RECORDS SUPPLIED:
··········
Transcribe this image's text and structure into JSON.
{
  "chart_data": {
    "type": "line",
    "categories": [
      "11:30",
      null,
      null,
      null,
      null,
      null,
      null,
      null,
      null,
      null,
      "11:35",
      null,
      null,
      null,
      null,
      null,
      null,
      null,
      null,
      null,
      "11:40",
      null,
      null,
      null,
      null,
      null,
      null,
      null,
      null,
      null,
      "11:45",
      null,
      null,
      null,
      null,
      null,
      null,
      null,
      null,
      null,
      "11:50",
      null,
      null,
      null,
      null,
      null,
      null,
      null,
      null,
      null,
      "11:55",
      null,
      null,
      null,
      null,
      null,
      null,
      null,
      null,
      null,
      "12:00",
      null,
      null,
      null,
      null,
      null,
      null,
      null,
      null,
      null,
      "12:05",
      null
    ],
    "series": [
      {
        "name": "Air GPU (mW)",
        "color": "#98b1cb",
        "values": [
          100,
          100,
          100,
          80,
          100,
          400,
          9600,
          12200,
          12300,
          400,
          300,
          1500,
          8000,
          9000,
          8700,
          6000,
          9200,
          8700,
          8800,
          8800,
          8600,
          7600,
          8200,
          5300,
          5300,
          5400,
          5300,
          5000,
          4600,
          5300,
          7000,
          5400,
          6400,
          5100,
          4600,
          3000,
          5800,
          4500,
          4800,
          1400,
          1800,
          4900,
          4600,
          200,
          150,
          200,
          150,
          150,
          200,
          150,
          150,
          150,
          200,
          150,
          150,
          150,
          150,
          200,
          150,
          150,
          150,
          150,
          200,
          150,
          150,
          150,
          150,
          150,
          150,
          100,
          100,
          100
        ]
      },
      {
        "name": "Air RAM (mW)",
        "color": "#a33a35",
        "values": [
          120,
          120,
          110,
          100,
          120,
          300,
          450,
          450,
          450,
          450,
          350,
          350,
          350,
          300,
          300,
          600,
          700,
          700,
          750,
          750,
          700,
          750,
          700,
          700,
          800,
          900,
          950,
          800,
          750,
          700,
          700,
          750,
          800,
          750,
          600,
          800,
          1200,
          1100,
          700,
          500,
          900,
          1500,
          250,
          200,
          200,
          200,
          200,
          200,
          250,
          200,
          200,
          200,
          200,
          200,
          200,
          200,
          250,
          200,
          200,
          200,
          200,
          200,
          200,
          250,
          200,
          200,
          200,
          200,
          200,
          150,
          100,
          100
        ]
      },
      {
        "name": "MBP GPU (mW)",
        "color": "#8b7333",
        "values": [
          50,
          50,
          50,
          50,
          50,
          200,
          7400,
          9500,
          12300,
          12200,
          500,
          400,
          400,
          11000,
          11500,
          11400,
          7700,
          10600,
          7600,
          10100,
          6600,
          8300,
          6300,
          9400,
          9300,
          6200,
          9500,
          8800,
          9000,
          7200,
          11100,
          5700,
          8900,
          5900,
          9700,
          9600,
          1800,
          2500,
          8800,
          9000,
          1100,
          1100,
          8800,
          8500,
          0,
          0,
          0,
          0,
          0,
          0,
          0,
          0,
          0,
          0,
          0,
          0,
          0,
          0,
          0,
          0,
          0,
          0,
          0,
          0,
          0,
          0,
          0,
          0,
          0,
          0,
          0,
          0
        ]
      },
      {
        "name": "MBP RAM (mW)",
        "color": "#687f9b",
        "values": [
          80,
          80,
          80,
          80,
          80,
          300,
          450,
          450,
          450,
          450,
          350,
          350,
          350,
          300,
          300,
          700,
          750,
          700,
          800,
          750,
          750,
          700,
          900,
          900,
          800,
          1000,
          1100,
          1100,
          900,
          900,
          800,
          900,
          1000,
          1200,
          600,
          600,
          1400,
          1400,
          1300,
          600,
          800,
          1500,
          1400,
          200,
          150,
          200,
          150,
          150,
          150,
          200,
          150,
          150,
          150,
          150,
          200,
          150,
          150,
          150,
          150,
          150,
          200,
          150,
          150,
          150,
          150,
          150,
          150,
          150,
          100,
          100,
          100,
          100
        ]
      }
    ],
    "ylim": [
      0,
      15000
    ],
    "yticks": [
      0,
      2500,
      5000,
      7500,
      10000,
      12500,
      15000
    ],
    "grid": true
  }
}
··········
WHAT IS REQUIRED: Pull out all lines in the data above that include "color".

REPLY TO THE TASK:
        "color": "#98b1cb",
        "color": "#a33a35",
        "color": "#8b7333",
        "color": "#687f9b",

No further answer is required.